→ **Problem description**
All lines holding the string "name" are to be shown.
--- Start of Entries ---
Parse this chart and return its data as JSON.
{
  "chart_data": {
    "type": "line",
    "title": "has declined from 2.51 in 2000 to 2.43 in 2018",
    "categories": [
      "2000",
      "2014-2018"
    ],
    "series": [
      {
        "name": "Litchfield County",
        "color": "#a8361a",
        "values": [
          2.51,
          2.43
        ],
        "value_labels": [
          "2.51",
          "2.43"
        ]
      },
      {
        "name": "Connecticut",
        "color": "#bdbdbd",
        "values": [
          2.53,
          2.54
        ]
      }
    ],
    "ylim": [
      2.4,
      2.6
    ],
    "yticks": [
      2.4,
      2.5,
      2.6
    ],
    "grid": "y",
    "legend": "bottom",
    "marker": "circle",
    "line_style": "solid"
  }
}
--- End of Entries ---
→ **Solved exercise**
        "name": "Litchfield County",
        "name": "Connecticut",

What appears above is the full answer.